Scan the records for the string "THORNBURY"; copy each line where it occurs.

-------- Task material

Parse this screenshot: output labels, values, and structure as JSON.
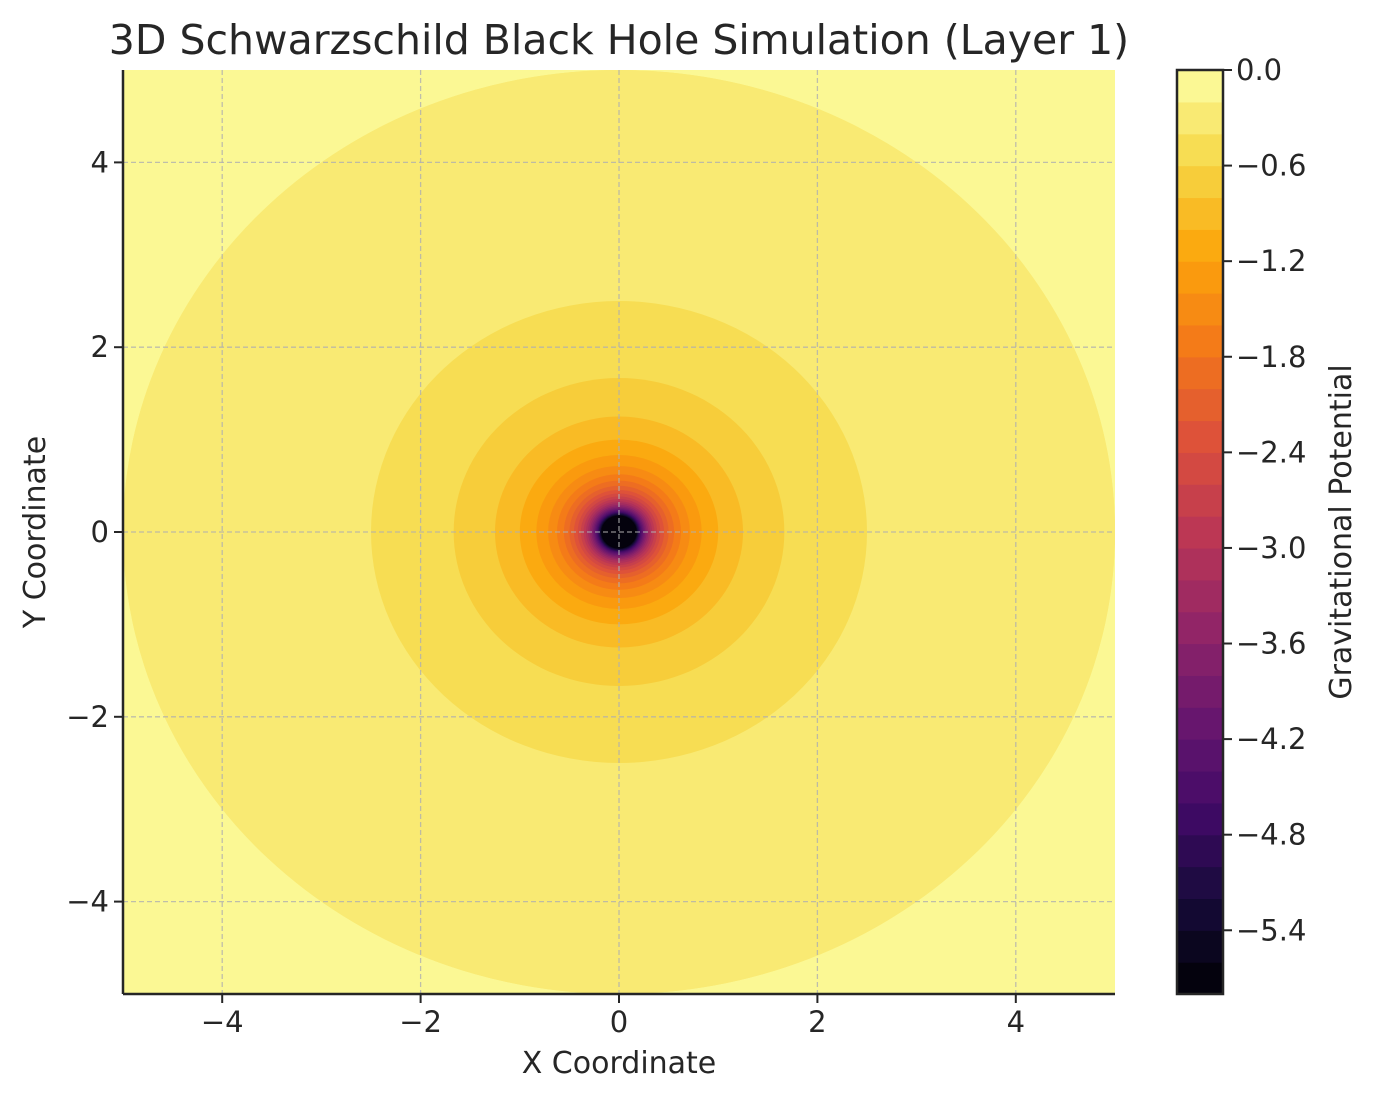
{
  "chart_data": {
    "type": "heatmap",
    "title": "3D Schwarzschild Black Hole Simulation (Layer 1)",
    "xlabel": "X Coordinate",
    "ylabel": "Y Coordinate",
    "xlim": [
      -5,
      5
    ],
    "ylim": [
      -5,
      5
    ],
    "xticks": [
      -4,
      -2,
      0,
      2,
      4
    ],
    "yticks": [
      -4,
      -2,
      0,
      2,
      4
    ],
    "xtick_labels": [
      "−4",
      "−2",
      "0",
      "2",
      "4"
    ],
    "ytick_labels": [
      "−4",
      "−2",
      "0",
      "2",
      "4"
    ],
    "grid": true,
    "colormap": "inferno",
    "function": "-1/r",
    "colorbar": {
      "label": "Gravitational Potential",
      "vmin": -5.8,
      "vmax": 0.0,
      "level_step": 0.2,
      "ticks": [
        0.0,
        -0.6,
        -1.2,
        -1.8,
        -2.4,
        -3.0,
        -3.6,
        -4.2,
        -4.8,
        -5.4
      ],
      "tick_labels": [
        "0.0",
        "−0.6",
        "−1.2",
        "−1.8",
        "−2.4",
        "−3.0",
        "−3.6",
        "−4.2",
        "−4.8",
        "−5.4"
      ]
    },
    "contour_levels": [
      {
        "potential": -0.2,
        "radius": 5.0
      },
      {
        "potential": -0.4,
        "radius": 2.5
      },
      {
        "potential": -0.6,
        "radius": 1.67
      },
      {
        "potential": -0.8,
        "radius": 1.25
      },
      {
        "potential": -1.0,
        "radius": 1.0
      }
    ]
  }
}
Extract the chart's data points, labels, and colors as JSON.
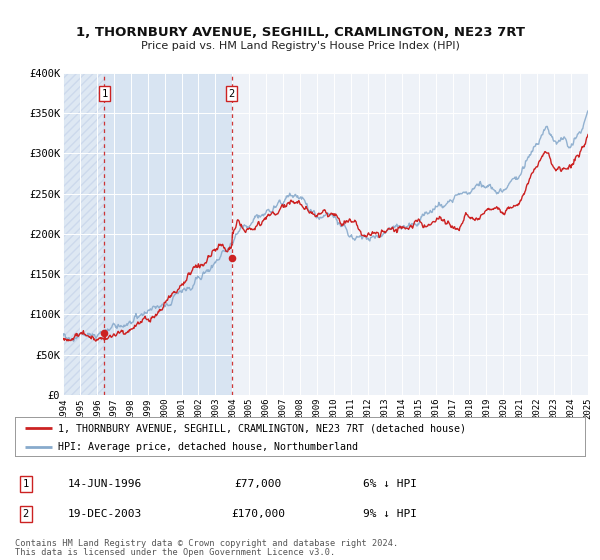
{
  "title": "1, THORNBURY AVENUE, SEGHILL, CRAMLINGTON, NE23 7RT",
  "subtitle": "Price paid vs. HM Land Registry's House Price Index (HPI)",
  "background_color": "#ffffff",
  "plot_bg_color": "#eef2f8",
  "grid_color": "#ffffff",
  "hpi_color": "#88aacc",
  "price_color": "#cc2222",
  "sale1_date_num": 1996.45,
  "sale1_price": 77000,
  "sale1_label": "1",
  "sale1_date_str": "14-JUN-1996",
  "sale1_pct": "6%",
  "sale2_date_num": 2003.96,
  "sale2_price": 170000,
  "sale2_label": "2",
  "sale2_date_str": "19-DEC-2003",
  "sale2_pct": "9%",
  "legend_line1": "1, THORNBURY AVENUE, SEGHILL, CRAMLINGTON, NE23 7RT (detached house)",
  "legend_line2": "HPI: Average price, detached house, Northumberland",
  "footer1": "Contains HM Land Registry data © Crown copyright and database right 2024.",
  "footer2": "This data is licensed under the Open Government Licence v3.0.",
  "xmin": 1994,
  "xmax": 2025,
  "ymin": 0,
  "ymax": 400000,
  "yticks": [
    0,
    50000,
    100000,
    150000,
    200000,
    250000,
    300000,
    350000,
    400000
  ],
  "ytick_labels": [
    "£0",
    "£50K",
    "£100K",
    "£150K",
    "£200K",
    "£250K",
    "£300K",
    "£350K",
    "£400K"
  ],
  "xticks": [
    1994,
    1995,
    1996,
    1997,
    1998,
    1999,
    2000,
    2001,
    2002,
    2003,
    2004,
    2005,
    2006,
    2007,
    2008,
    2009,
    2010,
    2011,
    2012,
    2013,
    2014,
    2015,
    2016,
    2017,
    2018,
    2019,
    2020,
    2021,
    2022,
    2023,
    2024,
    2025
  ],
  "shaded_color": "#d0dff0",
  "hatch_color": "#c8d4e8"
}
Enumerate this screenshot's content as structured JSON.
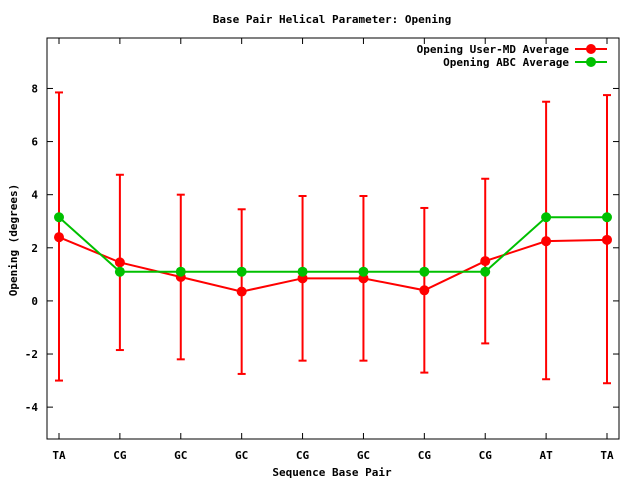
{
  "chart_data": {
    "type": "line",
    "title": "Base Pair Helical Parameter: Opening",
    "xlabel": "Sequence Base Pair",
    "ylabel": "Opening (degrees)",
    "categories": [
      "TA",
      "CG",
      "GC",
      "GC",
      "CG",
      "GC",
      "CG",
      "CG",
      "AT",
      "TA"
    ],
    "ylim": [
      -5.2,
      9.9
    ],
    "yticks": [
      -4,
      -2,
      0,
      2,
      4,
      6,
      8
    ],
    "ytick_labels": [
      "-4",
      "-2",
      "0",
      "2",
      "4",
      "6",
      "8"
    ],
    "grid": false,
    "legend_position": "top-right",
    "series": [
      {
        "name": "Opening User-MD Average",
        "color": "#ff0000",
        "values": [
          2.4,
          1.45,
          0.9,
          0.35,
          0.85,
          0.85,
          0.4,
          1.5,
          2.25,
          2.3
        ],
        "error_low": [
          -3.0,
          -1.85,
          -2.2,
          -2.75,
          -2.25,
          -2.25,
          -2.7,
          -1.6,
          -2.95,
          -3.1
        ],
        "error_high": [
          7.85,
          4.75,
          4.0,
          3.45,
          3.95,
          3.95,
          3.5,
          4.6,
          7.5,
          7.75
        ]
      },
      {
        "name": "Opening ABC Average",
        "color": "#00c000",
        "values": [
          3.15,
          1.1,
          1.1,
          1.1,
          1.1,
          1.1,
          1.1,
          1.1,
          3.15,
          3.15
        ]
      }
    ]
  }
}
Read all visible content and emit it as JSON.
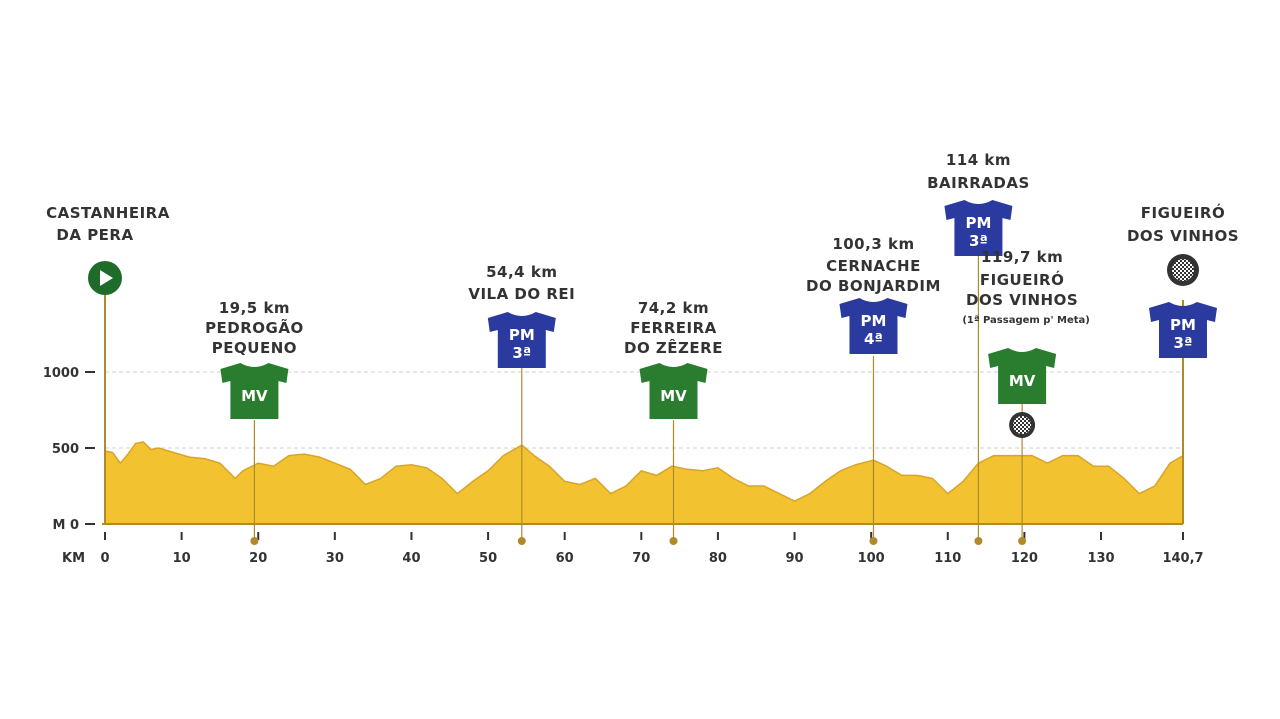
{
  "chart_data": {
    "type": "area",
    "title": "",
    "xlabel": "KM",
    "ylabel": "M",
    "xlim": [
      0,
      140.7
    ],
    "ylim": [
      0,
      1000
    ],
    "x_ticks": [
      0,
      10,
      20,
      30,
      40,
      50,
      60,
      70,
      80,
      90,
      100,
      110,
      120,
      130,
      140.7
    ],
    "x_tick_labels": [
      "0",
      "10",
      "20",
      "30",
      "40",
      "50",
      "60",
      "70",
      "80",
      "90",
      "100",
      "110",
      "120",
      "130",
      "140,7"
    ],
    "y_ticks": [
      0,
      500,
      1000
    ],
    "y_tick_labels": [
      "M 0",
      "500",
      "1000"
    ],
    "grid": "dashed horizontal at 500 and 1000",
    "fill_color": "#f2c230",
    "line_color": "#b08a2a",
    "series": [
      {
        "points": [
          [
            0,
            480
          ],
          [
            1,
            470
          ],
          [
            2,
            400
          ],
          [
            3,
            460
          ],
          [
            4,
            530
          ],
          [
            5,
            540
          ],
          [
            6,
            490
          ],
          [
            7,
            500
          ],
          [
            9,
            470
          ],
          [
            11,
            440
          ],
          [
            13,
            430
          ],
          [
            15,
            400
          ],
          [
            17,
            300
          ],
          [
            18,
            350
          ],
          [
            20,
            400
          ],
          [
            22,
            380
          ],
          [
            24,
            450
          ],
          [
            26,
            460
          ],
          [
            28,
            440
          ],
          [
            30,
            400
          ],
          [
            32,
            360
          ],
          [
            34,
            260
          ],
          [
            36,
            300
          ],
          [
            38,
            380
          ],
          [
            40,
            390
          ],
          [
            42,
            370
          ],
          [
            44,
            300
          ],
          [
            46,
            200
          ],
          [
            48,
            280
          ],
          [
            50,
            350
          ],
          [
            52,
            450
          ],
          [
            54.4,
            520
          ],
          [
            56,
            450
          ],
          [
            58,
            380
          ],
          [
            60,
            280
          ],
          [
            62,
            260
          ],
          [
            64,
            300
          ],
          [
            66,
            200
          ],
          [
            68,
            250
          ],
          [
            70,
            350
          ],
          [
            72,
            320
          ],
          [
            74,
            380
          ],
          [
            76,
            360
          ],
          [
            78,
            350
          ],
          [
            80,
            370
          ],
          [
            82,
            300
          ],
          [
            84,
            250
          ],
          [
            86,
            250
          ],
          [
            88,
            200
          ],
          [
            90,
            150
          ],
          [
            92,
            200
          ],
          [
            94,
            280
          ],
          [
            96,
            350
          ],
          [
            98,
            390
          ],
          [
            100.3,
            420
          ],
          [
            102,
            380
          ],
          [
            104,
            320
          ],
          [
            106,
            320
          ],
          [
            108,
            300
          ],
          [
            110,
            200
          ],
          [
            112,
            280
          ],
          [
            114,
            400
          ],
          [
            116,
            450
          ],
          [
            118,
            450
          ],
          [
            119.7,
            450
          ],
          [
            121,
            450
          ],
          [
            123,
            400
          ],
          [
            125,
            450
          ],
          [
            127,
            450
          ],
          [
            129,
            380
          ],
          [
            131,
            380
          ],
          [
            133,
            300
          ],
          [
            135,
            200
          ],
          [
            137,
            250
          ],
          [
            139,
            400
          ],
          [
            140.7,
            450
          ]
        ]
      }
    ],
    "points_of_interest": [
      {
        "km": 19.5,
        "km_label": "19,5 km",
        "name_lines": [
          "PEDROGÃO",
          "PEQUENO"
        ],
        "jersey": "MV",
        "jersey_cat": "",
        "color": "#2a7d2e"
      },
      {
        "km": 54.4,
        "km_label": "54,4 km",
        "name_lines": [
          "VILA DO REI"
        ],
        "jersey": "PM",
        "jersey_cat": "3ª",
        "color": "#2a3a9e"
      },
      {
        "km": 74.2,
        "km_label": "74,2 km",
        "name_lines": [
          "FERREIRA",
          "DO ZÊZERE"
        ],
        "jersey": "MV",
        "jersey_cat": "",
        "color": "#2a7d2e"
      },
      {
        "km": 100.3,
        "km_label": "100,3 km",
        "name_lines": [
          "CERNACHE",
          "DO BONJARDIM"
        ],
        "jersey": "PM",
        "jersey_cat": "4ª",
        "color": "#2a3a9e"
      },
      {
        "km": 114,
        "km_label": "114 km",
        "name_lines": [
          "BAIRRADAS"
        ],
        "jersey": "PM",
        "jersey_cat": "3ª",
        "color": "#2a3a9e"
      },
      {
        "km": 119.7,
        "km_label": "119,7 km",
        "name_lines": [
          "FIGUEIRÓ",
          "DOS VINHOS"
        ],
        "note": "(1ª Passagem p' Meta)",
        "jersey": "MV",
        "jersey_cat": "",
        "color": "#2a7d2e"
      }
    ],
    "start": {
      "name_lines": [
        "CASTANHEIRA",
        "DA PERA"
      ]
    },
    "finish": {
      "name_lines": [
        "FIGUEIRÓ",
        "DOS VINHOS"
      ],
      "jersey": "PM",
      "jersey_cat": "3ª",
      "color": "#2a3a9e"
    }
  }
}
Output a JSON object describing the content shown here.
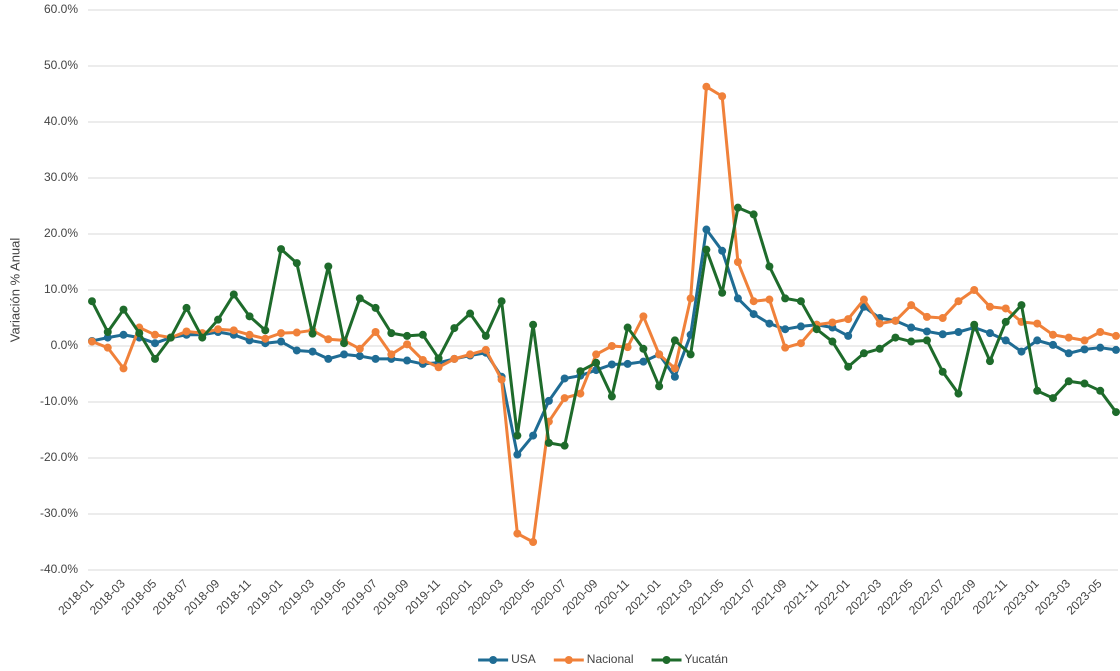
{
  "chart_data": {
    "type": "line",
    "y_label": "Variación % Anual",
    "categories": [
      "2018-01",
      null,
      "2018-03",
      null,
      "2018-05",
      null,
      "2018-07",
      null,
      "2018-09",
      null,
      "2018-11",
      null,
      "2019-01",
      null,
      "2019-03",
      null,
      "2019-05",
      null,
      "2019-07",
      null,
      "2019-09",
      null,
      "2019-11",
      null,
      "2020-01",
      null,
      "2020-03",
      null,
      "2020-05",
      null,
      "2020-07",
      null,
      "2020-09",
      null,
      "2020-11",
      null,
      "2021-01",
      null,
      "2021-03",
      null,
      "2021-05",
      null,
      "2021-07",
      null,
      "2021-09",
      null,
      "2021-11",
      null,
      "2022-01",
      null,
      "2022-03",
      null,
      "2022-05",
      null,
      "2022-07",
      null,
      "2022-09",
      null,
      "2022-11",
      null,
      "2023-01",
      null,
      "2023-03",
      null,
      "2023-05",
      null
    ],
    "ylim": [
      -40,
      60
    ],
    "yticks": [
      {
        "value": -40,
        "label": "-40.0%"
      },
      {
        "value": -30,
        "label": "-30.0%"
      },
      {
        "value": -20,
        "label": "-20.0%"
      },
      {
        "value": -10,
        "label": "-10.0%"
      },
      {
        "value": 0,
        "label": "0.0%"
      },
      {
        "value": 10,
        "label": "10.0%"
      },
      {
        "value": 20,
        "label": "20.0%"
      },
      {
        "value": 30,
        "label": "30.0%"
      },
      {
        "value": 40,
        "label": "40.0%"
      },
      {
        "value": 50,
        "label": "50.0%"
      },
      {
        "value": 60,
        "label": "60.0%"
      }
    ],
    "grid": true,
    "legend": "bottom",
    "series": [
      {
        "name": "USA",
        "color": "#1f6c94",
        "values": [
          0.9,
          1.5,
          2,
          1.5,
          0.5,
          1.5,
          2,
          2,
          2.5,
          2,
          1,
          0.5,
          0.8,
          -0.8,
          -1,
          -2.3,
          -1.5,
          -1.8,
          -2.3,
          -2.3,
          -2.6,
          -3.2,
          -3,
          -2.3,
          -1.7,
          -1.2,
          -5.5,
          -19.4,
          -16,
          -9.8,
          -5.8,
          -5.3,
          -4.3,
          -3.3,
          -3.2,
          -2.8,
          -1.5,
          -5.5,
          2,
          20.8,
          17,
          8.5,
          5.7,
          4,
          3,
          3.5,
          3.8,
          3.3,
          1.8,
          7,
          5,
          4.5,
          3.3,
          2.6,
          2.1,
          2.5,
          3.3,
          2.3,
          1,
          -1,
          1,
          0.2,
          -1.3,
          -0.6,
          -0.3,
          -0.7
        ]
      },
      {
        "name": "Nacional",
        "color": "#f0813a",
        "values": [
          0.8,
          -0.3,
          -4,
          3.3,
          2,
          1.5,
          2.6,
          2.3,
          3,
          2.8,
          2,
          1.3,
          2.3,
          2.4,
          2.8,
          1.2,
          1,
          -0.5,
          2.5,
          -1.5,
          0.3,
          -2.5,
          -3.8,
          -2.3,
          -1.5,
          -0.7,
          -6,
          -33.5,
          -35,
          -13.5,
          -9.3,
          -8.5,
          -1.5,
          0,
          -0.2,
          5.3,
          -1.5,
          -4,
          8.5,
          46.3,
          44.6,
          15,
          8,
          8.3,
          -0.3,
          0.5,
          3.8,
          4.2,
          4.8,
          8.3,
          4,
          4.5,
          7.3,
          5.2,
          5,
          8,
          10,
          7,
          6.7,
          4.3,
          4,
          2,
          1.5,
          1,
          2.5,
          1.8
        ]
      },
      {
        "name": "Yucatán",
        "color": "#1e6b2b",
        "values": [
          8,
          2.5,
          6.5,
          2.3,
          -2.3,
          1.5,
          6.8,
          1.5,
          4.7,
          9.2,
          5.3,
          2.8,
          17.3,
          14.8,
          2.2,
          14.2,
          0.5,
          8.5,
          6.8,
          2.3,
          1.8,
          2,
          -2.2,
          3.2,
          5.8,
          1.8,
          8,
          -16,
          3.8,
          -17.3,
          -17.8,
          -4.5,
          -3,
          -9,
          3.3,
          -0.5,
          -7.2,
          1,
          -1.5,
          17.2,
          9.5,
          24.7,
          23.5,
          14.2,
          8.5,
          8,
          3,
          0.8,
          -3.7,
          -1.3,
          -0.5,
          1.5,
          0.8,
          1,
          -4.6,
          -8.5,
          3.8,
          -2.7,
          4.3,
          7.3,
          -8,
          -9.3,
          -6.3,
          -6.7,
          -8,
          -11.8
        ]
      }
    ]
  }
}
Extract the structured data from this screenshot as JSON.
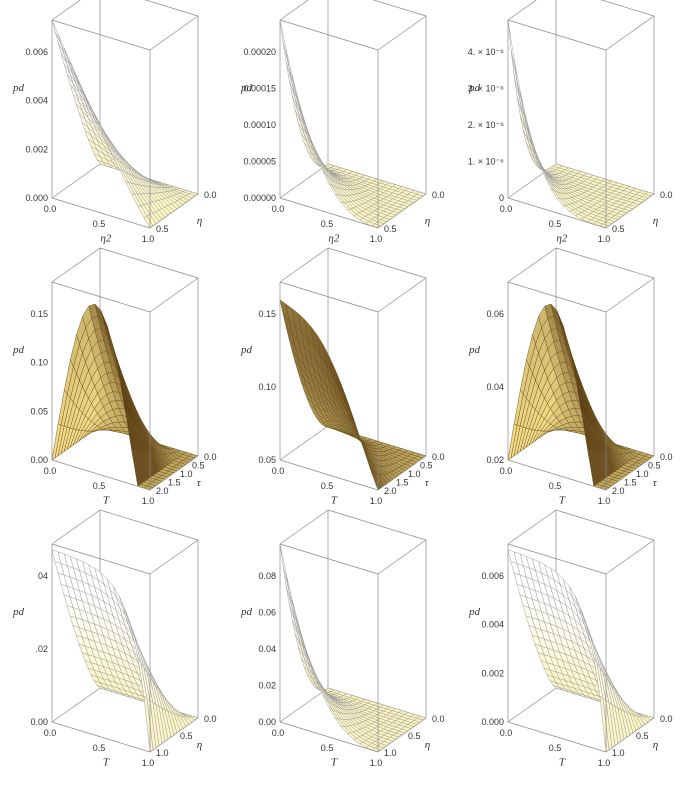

----------------

:: Full answer ::
  "title": "1, THORNBURY AVENUE, SEGHILL, CRAMLINGTON, NE23 7RT",
  "legend_line1": "1, THORNBURY AVENUE, SEGHILL, CRAMLINGTON, NE23 7RT (detached house)",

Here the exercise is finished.